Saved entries
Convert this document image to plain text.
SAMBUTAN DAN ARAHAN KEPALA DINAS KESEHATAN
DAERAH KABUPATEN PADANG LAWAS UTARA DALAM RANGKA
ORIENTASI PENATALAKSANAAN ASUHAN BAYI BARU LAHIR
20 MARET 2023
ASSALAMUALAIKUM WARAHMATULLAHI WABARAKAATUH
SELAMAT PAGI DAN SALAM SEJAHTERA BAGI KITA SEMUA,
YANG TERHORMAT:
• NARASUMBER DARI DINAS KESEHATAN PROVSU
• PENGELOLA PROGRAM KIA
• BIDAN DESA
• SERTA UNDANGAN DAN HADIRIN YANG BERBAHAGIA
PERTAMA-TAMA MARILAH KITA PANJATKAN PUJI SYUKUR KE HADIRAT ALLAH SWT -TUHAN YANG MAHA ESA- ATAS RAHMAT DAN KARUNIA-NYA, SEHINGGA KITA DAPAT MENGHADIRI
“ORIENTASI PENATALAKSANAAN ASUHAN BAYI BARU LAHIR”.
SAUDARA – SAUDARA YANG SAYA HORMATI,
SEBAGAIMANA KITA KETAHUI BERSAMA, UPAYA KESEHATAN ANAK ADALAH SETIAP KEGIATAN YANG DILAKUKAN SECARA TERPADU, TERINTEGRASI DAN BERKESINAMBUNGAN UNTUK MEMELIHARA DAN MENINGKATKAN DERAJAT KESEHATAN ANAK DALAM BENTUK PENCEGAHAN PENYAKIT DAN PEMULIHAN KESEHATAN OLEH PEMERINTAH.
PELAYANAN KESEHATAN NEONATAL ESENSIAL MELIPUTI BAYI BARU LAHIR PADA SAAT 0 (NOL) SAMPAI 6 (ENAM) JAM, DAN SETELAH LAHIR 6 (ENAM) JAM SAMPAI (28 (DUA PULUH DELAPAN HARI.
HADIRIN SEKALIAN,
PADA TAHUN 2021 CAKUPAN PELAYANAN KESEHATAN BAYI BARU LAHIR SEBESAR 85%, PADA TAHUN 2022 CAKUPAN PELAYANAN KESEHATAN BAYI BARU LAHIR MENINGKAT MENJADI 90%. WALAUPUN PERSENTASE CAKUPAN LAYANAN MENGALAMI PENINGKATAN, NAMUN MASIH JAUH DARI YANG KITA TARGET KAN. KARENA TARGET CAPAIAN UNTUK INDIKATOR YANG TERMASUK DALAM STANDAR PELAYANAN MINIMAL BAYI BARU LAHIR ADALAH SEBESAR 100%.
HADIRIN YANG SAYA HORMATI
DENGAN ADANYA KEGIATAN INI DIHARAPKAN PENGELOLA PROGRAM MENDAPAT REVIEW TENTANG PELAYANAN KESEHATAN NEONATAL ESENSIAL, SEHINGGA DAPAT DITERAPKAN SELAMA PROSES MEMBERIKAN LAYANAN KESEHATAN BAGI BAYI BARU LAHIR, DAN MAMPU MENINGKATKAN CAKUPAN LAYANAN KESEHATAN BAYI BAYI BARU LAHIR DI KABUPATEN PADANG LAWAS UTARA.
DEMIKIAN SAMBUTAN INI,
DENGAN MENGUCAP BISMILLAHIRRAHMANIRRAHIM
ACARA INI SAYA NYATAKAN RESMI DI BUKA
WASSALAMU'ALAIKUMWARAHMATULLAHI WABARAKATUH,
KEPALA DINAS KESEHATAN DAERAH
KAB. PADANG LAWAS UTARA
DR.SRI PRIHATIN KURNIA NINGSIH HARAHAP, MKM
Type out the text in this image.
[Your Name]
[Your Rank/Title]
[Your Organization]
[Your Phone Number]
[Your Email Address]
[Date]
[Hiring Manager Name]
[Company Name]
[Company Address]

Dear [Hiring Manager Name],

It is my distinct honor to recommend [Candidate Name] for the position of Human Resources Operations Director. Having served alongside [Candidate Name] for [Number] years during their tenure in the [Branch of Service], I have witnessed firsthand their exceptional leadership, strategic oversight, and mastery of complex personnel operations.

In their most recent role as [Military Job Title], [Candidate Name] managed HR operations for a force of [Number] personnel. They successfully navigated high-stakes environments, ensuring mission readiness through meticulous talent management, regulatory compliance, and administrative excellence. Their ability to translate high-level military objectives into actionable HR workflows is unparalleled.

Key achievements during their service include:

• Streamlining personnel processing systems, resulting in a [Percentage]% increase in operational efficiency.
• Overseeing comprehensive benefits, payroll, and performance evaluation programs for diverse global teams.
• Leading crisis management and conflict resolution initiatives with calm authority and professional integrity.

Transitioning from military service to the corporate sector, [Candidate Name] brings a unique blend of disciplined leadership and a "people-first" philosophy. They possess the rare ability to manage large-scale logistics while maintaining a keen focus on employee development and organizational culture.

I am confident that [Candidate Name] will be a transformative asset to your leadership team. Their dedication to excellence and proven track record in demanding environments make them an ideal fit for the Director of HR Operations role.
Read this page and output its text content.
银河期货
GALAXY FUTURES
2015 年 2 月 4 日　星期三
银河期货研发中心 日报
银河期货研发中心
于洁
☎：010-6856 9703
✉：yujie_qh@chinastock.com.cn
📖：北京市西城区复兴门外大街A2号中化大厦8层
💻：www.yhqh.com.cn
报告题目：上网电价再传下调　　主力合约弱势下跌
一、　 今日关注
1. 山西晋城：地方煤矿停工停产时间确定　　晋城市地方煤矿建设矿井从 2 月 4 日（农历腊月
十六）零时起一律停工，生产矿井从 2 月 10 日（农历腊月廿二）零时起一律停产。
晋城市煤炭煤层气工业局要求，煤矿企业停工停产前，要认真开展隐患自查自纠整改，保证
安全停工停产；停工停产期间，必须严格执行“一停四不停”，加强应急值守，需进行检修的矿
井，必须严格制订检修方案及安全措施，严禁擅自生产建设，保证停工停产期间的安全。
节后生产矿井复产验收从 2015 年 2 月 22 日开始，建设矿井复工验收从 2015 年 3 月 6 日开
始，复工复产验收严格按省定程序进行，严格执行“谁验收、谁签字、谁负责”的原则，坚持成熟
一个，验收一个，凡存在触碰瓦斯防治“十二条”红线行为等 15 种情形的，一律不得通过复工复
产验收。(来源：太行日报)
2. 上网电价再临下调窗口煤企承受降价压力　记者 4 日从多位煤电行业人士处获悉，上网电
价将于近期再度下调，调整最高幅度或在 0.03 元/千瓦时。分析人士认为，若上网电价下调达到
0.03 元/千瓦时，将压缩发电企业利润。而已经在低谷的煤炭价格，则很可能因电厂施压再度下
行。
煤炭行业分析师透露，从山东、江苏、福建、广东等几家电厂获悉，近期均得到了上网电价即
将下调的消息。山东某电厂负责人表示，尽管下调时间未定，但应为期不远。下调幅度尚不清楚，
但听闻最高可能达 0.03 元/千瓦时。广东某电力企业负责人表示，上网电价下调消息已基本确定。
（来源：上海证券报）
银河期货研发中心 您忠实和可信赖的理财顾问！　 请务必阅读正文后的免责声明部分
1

### TO BE DONE
Extract each line of the listing above, copying it word for word.

### RESULT FOR THIS TASK
Convert this document image to plain text.
SAMBUTAN DAN ARAHAN KEPALA DINAS KESEHATAN
DAERAH KABUPATEN PADANG LAWAS UTARA DALAM RANGKA
ORIENTASI PENATALAKSANAAN ASUHAN BAYI BARU LAHIR
20 MARET 2023
ASSALAMUALAIKUM WARAHMATULLAHI WABARAKAATUH
SELAMAT PAGI DAN SALAM SEJAHTERA BAGI KITA SEMUA,
YANG TERHORMAT:
• NARASUMBER DARI DINAS KESEHATAN PROVSU
• PENGELOLA PROGRAM KIA
• BIDAN DESA
• SERTA UNDANGAN DAN HADIRIN YANG BERBAHAGIA
PERTAMA-TAMA MARILAH KITA PANJATKAN PUJI SYUKUR KE HADIRAT ALLAH SWT -TUHAN YANG MAHA ESA- ATAS RAHMAT DAN KARUNIA-NYA, SEHINGGA KITA DAPAT MENGHADIRI
“ORIENTASI PENATALAKSANAAN ASUHAN BAYI BARU LAHIR”.
SAUDARA – SAUDARA YANG SAYA HORMATI,
SEBAGAIMANA KITA KETAHUI BERSAMA, UPAYA KESEHATAN ANAK ADALAH SETIAP KEGIATAN YANG DILAKUKAN SECARA TERPADU, TERINTEGRASI DAN BERKESINAMBUNGAN UNTUK MEMELIHARA DAN MENINGKATKAN DERAJAT KESEHATAN ANAK DALAM BENTUK PENCEGAHAN PENYAKIT DAN PEMULIHAN KESEHATAN OLEH PEMERINTAH.
PELAYANAN KESEHATAN NEONATAL ESENSIAL MELIPUTI BAYI BARU LAHIR PADA SAAT 0 (NOL) SAMPAI 6 (ENAM) JAM, DAN SETELAH LAHIR 6 (ENAM) JAM SAMPAI (28 (DUA PULUH DELAPAN HARI.
HADIRIN SEKALIAN,
PADA TAHUN 2021 CAKUPAN PELAYANAN KESEHATAN BAYI BARU LAHIR SEBESAR 85%, PADA TAHUN 2022 CAKUPAN PELAYANAN KESEHATAN BAYI BARU LAHIR MENINGKAT MENJADI 90%. WALAUPUN PERSENTASE CAKUPAN LAYANAN MENGALAMI PENINGKATAN, NAMUN MASIH JAUH DARI YANG KITA TARGET KAN. KARENA TARGET CAPAIAN UNTUK INDIKATOR YANG TERMASUK DALAM STANDAR PELAYANAN MINIMAL BAYI BARU LAHIR ADALAH SEBESAR 100%.
HADIRIN YANG SAYA HORMATI
DENGAN ADANYA KEGIATAN INI DIHARAPKAN PENGELOLA PROGRAM MENDAPAT REVIEW TENTANG PELAYANAN KESEHATAN NEONATAL ESENSIAL, SEHINGGA DAPAT DITERAPKAN SELAMA PROSES MEMBERIKAN LAYANAN KESEHATAN BAGI BAYI BARU LAHIR, DAN MAMPU MENINGKATKAN CAKUPAN LAYANAN KESEHATAN BAYI BAYI BARU LAHIR DI KABUPATEN PADANG LAWAS UTARA.
DEMIKIAN SAMBUTAN INI,
DENGAN MENGUCAP BISMILLAHIRRAHMANIRRAHIM
ACARA INI SAYA NYATAKAN RESMI DI BUKA
WASSALAMU'ALAIKUMWARAHMATULLAHI WABARAKATUH,
KEPALA DINAS KESEHATAN DAERAH
KAB. PADANG LAWAS UTARA
DR.SRI PRIHATIN KURNIA NINGSIH HARAHAP, MKM
Type out the text in this image.
[Your Name]
[Your Rank/Title]
[Your Organization]
[Your Phone Number]
[Your Email Address]
[Date]
[Hiring Manager Name]
[Company Name]
[Company Address]

Dear [Hiring Manager Name],

It is my distinct honor to recommend [Candidate Name] for the position of Human Resources Operations Director. Having served alongside [Candidate Name] for [Number] years during their tenure in the [Branch of Service], I have witnessed firsthand their exceptional leadership, strategic oversight, and mastery of complex personnel operations.

In their most recent role as [Military Job Title], [Candidate Name] managed HR operations for a force of [Number] personnel. They successfully navigated high-stakes environments, ensuring mission readiness through meticulous talent management, regulatory compliance, and administrative excellence. Their ability to translate high-level military objectives into actionable HR workflows is unparalleled.

Key achievements during their service include:

• Streamlining personnel processing systems, resulting in a [Percentage]% increase in operational efficiency.
• Overseeing comprehensive benefits, payroll, and performance evaluation programs for diverse global teams.
• Leading crisis management and conflict resolution initiatives with calm authority and professional integrity.

Transitioning from military service to the corporate sector, [Candidate Name] brings a unique blend of disciplined leadership and a "people-first" philosophy. They possess the rare ability to manage large-scale logistics while maintaining a keen focus on employee development and organizational culture.

I am confident that [Candidate Name] will be a transformative asset to your leadership team. Their dedication to excellence and proven track record in demanding environments make them an ideal fit for the Director of HR Operations role.
Read this page and output its text content.
银河期货
GALAXY FUTURES
2015 年 2 月 4 日　星期三
银河期货研发中心 日报
银河期货研发中心
于洁
☎：010-6856 9703
✉：yujie_qh@chinastock.com.cn
📖：北京市西城区复兴门外大街A2号中化大厦8层
💻：www.yhqh.com.cn
报告题目：上网电价再传下调　　主力合约弱势下跌
一、　 今日关注
1. 山西晋城：地方煤矿停工停产时间确定　　晋城市地方煤矿建设矿井从 2 月 4 日（农历腊月
十六）零时起一律停工，生产矿井从 2 月 10 日（农历腊月廿二）零时起一律停产。
晋城市煤炭煤层气工业局要求，煤矿企业停工停产前，要认真开展隐患自查自纠整改，保证
安全停工停产；停工停产期间，必须严格执行“一停四不停”，加强应急值守，需进行检修的矿
井，必须严格制订检修方案及安全措施，严禁擅自生产建设，保证停工停产期间的安全。
节后生产矿井复产验收从 2015 年 2 月 22 日开始，建设矿井复工验收从 2015 年 3 月 6 日开
始，复工复产验收严格按省定程序进行，严格执行“谁验收、谁签字、谁负责”的原则，坚持成熟
一个，验收一个，凡存在触碰瓦斯防治“十二条”红线行为等 15 种情形的，一律不得通过复工复
产验收。(来源：太行日报)
2. 上网电价再临下调窗口煤企承受降价压力　记者 4 日从多位煤电行业人士处获悉，上网电
价将于近期再度下调，调整最高幅度或在 0.03 元/千瓦时。分析人士认为，若上网电价下调达到
0.03 元/千瓦时，将压缩发电企业利润。而已经在低谷的煤炭价格，则很可能因电厂施压再度下
行。
煤炭行业分析师透露，从山东、江苏、福建、广东等几家电厂获悉，近期均得到了上网电价即
将下调的消息。山东某电厂负责人表示，尽管下调时间未定，但应为期不远。下调幅度尚不清楚，
但听闻最高可能达 0.03 元/千瓦时。广东某电力企业负责人表示，上网电价下调消息已基本确定。
（来源：上海证券报）
银河期货研发中心 您忠实和可信赖的理财顾问！　 请务必阅读正文后的免责声明部分
1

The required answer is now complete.